* [EXERCISE] Each record below must be returned exactly as shown.

---- DATA FOR PROCESSING

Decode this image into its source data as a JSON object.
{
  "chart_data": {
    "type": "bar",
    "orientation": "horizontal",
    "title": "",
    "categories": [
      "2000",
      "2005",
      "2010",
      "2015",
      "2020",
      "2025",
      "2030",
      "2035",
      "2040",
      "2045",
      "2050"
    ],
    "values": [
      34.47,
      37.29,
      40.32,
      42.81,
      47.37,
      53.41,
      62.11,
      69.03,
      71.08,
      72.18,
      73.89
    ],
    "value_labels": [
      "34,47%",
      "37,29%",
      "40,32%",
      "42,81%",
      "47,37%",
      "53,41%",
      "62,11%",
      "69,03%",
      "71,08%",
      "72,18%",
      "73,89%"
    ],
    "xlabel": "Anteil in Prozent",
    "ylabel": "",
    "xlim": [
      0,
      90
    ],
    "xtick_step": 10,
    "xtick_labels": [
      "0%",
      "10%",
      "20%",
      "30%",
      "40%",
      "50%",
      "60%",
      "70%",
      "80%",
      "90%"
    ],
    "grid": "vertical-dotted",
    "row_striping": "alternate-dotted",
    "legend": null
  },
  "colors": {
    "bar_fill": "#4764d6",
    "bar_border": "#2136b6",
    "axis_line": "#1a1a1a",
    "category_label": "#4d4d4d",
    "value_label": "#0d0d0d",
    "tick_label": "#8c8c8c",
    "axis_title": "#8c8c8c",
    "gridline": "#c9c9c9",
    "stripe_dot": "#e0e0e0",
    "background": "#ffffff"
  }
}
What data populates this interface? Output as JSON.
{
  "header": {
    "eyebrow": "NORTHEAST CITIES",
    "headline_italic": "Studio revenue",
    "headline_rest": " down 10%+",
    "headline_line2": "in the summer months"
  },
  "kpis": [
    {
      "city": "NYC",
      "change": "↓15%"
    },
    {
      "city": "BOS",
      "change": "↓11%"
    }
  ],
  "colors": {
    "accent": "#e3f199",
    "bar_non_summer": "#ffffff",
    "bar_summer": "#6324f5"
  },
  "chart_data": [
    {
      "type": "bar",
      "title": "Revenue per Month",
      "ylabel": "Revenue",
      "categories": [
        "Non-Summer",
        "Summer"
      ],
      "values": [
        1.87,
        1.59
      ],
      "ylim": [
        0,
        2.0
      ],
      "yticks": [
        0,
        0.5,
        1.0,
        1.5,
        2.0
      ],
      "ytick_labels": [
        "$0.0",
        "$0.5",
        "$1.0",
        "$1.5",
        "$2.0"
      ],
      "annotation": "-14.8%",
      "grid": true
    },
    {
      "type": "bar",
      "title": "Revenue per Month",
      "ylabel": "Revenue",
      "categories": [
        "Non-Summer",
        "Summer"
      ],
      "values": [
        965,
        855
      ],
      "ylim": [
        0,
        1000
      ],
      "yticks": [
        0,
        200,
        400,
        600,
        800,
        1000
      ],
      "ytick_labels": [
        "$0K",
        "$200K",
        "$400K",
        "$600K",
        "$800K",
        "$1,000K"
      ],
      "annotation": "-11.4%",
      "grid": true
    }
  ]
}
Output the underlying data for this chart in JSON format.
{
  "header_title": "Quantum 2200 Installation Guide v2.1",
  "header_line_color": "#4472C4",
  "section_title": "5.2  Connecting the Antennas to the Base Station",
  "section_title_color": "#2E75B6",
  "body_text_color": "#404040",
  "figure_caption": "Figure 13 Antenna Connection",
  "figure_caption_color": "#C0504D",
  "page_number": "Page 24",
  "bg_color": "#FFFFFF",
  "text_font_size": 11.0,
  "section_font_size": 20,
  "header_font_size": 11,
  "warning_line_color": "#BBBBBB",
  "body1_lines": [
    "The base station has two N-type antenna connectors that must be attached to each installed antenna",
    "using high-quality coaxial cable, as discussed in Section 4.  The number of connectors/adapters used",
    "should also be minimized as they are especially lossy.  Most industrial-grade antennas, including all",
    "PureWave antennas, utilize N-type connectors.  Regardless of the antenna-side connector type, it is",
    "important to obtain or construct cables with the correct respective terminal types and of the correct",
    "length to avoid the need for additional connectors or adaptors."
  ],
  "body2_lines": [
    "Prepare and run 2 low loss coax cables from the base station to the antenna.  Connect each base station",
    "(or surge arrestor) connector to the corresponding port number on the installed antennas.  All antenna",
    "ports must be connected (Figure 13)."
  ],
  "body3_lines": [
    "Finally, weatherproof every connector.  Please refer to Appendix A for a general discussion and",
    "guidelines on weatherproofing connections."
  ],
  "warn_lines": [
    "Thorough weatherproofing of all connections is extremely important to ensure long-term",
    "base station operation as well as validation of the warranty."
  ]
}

--------

* [SOLUTION TO THIS PROBLEM]
Decode this image into its source data as a JSON object.
{
  "chart_data": {
    "type": "bar",
    "orientation": "horizontal",
    "title": "",
    "categories": [
      "2000",
      "2005",
      "2010",
      "2015",
      "2020",
      "2025",
      "2030",
      "2035",
      "2040",
      "2045",
      "2050"
    ],
    "values": [
      34.47,
      37.29,
      40.32,
      42.81,
      47.37,
      53.41,
      62.11,
      69.03,
      71.08,
      72.18,
      73.89
    ],
    "value_labels": [
      "34,47%",
      "37,29%",
      "40,32%",
      "42,81%",
      "47,37%",
      "53,41%",
      "62,11%",
      "69,03%",
      "71,08%",
      "72,18%",
      "73,89%"
    ],
    "xlabel": "Anteil in Prozent",
    "ylabel": "",
    "xlim": [
      0,
      90
    ],
    "xtick_step": 10,
    "xtick_labels": [
      "0%",
      "10%",
      "20%",
      "30%",
      "40%",
      "50%",
      "60%",
      "70%",
      "80%",
      "90%"
    ],
    "grid": "vertical-dotted",
    "row_striping": "alternate-dotted",
    "legend": null
  },
  "colors": {
    "bar_fill": "#4764d6",
    "bar_border": "#2136b6",
    "axis_line": "#1a1a1a",
    "category_label": "#4d4d4d",
    "value_label": "#0d0d0d",
    "tick_label": "#8c8c8c",
    "axis_title": "#8c8c8c",
    "gridline": "#c9c9c9",
    "stripe_dot": "#e0e0e0",
    "background": "#ffffff"
  }
}
What data populates this interface? Output as JSON.
{
  "header": {
    "eyebrow": "NORTHEAST CITIES",
    "headline_italic": "Studio revenue",
    "headline_rest": " down 10%+",
    "headline_line2": "in the summer months"
  },
  "kpis": [
    {
      "city": "NYC",
      "change": "↓15%"
    },
    {
      "city": "BOS",
      "change": "↓11%"
    }
  ],
  "colors": {
    "accent": "#e3f199",
    "bar_non_summer": "#ffffff",
    "bar_summer": "#6324f5"
  },
  "chart_data": [
    {
      "type": "bar",
      "title": "Revenue per Month",
      "ylabel": "Revenue",
      "categories": [
        "Non-Summer",
        "Summer"
      ],
      "values": [
        1.87,
        1.59
      ],
      "ylim": [
        0,
        2.0
      ],
      "yticks": [
        0,
        0.5,
        1.0,
        1.5,
        2.0
      ],
      "ytick_labels": [
        "$0.0",
        "$0.5",
        "$1.0",
        "$1.5",
        "$2.0"
      ],
      "annotation": "-14.8%",
      "grid": true
    },
    {
      "type": "bar",
      "title": "Revenue per Month",
      "ylabel": "Revenue",
      "categories": [
        "Non-Summer",
        "Summer"
      ],
      "values": [
        965,
        855
      ],
      "ylim": [
        0,
        1000
      ],
      "yticks": [
        0,
        200,
        400,
        600,
        800,
        1000
      ],
      "ytick_labels": [
        "$0K",
        "$200K",
        "$400K",
        "$600K",
        "$800K",
        "$1,000K"
      ],
      "annotation": "-11.4%",
      "grid": true
    }
  ]
}
Output the underlying data for this chart in JSON format.
{
  "header_title": "Quantum 2200 Installation Guide v2.1",
  "header_line_color": "#4472C4",
  "section_title": "5.2  Connecting the Antennas to the Base Station",
  "section_title_color": "#2E75B6",
  "body_text_color": "#404040",
  "figure_caption": "Figure 13 Antenna Connection",
  "figure_caption_color": "#C0504D",
  "page_number": "Page 24",
  "bg_color": "#FFFFFF",
  "text_font_size": 11.0,
  "section_font_size": 20,
  "header_font_size": 11,
  "warning_line_color": "#BBBBBB",
  "body1_lines": [
    "The base station has two N-type antenna connectors that must be attached to each installed antenna",
    "using high-quality coaxial cable, as discussed in Section 4.  The number of connectors/adapters used",
    "should also be minimized as they are especially lossy.  Most industrial-grade antennas, including all",
    "PureWave antennas, utilize N-type connectors.  Regardless of the antenna-side connector type, it is",
    "important to obtain or construct cables with the correct respective terminal types and of the correct",
    "length to avoid the need for additional connectors or adaptors."
  ],
  "body2_lines": [
    "Prepare and run 2 low loss coax cables from the base station to the antenna.  Connect each base station",
    "(or surge arrestor) connector to the corresponding port number on the installed antennas.  All antenna",
    "ports must be connected (Figure 13)."
  ],
  "body3_lines": [
    "Finally, weatherproof every connector.  Please refer to Appendix A for a general discussion and",
    "guidelines on weatherproofing connections."
  ],
  "warn_lines": [
    "Thorough weatherproofing of all connections is extremely important to ensure long-term",
    "base station operation as well as validation of the warranty."
  ]
}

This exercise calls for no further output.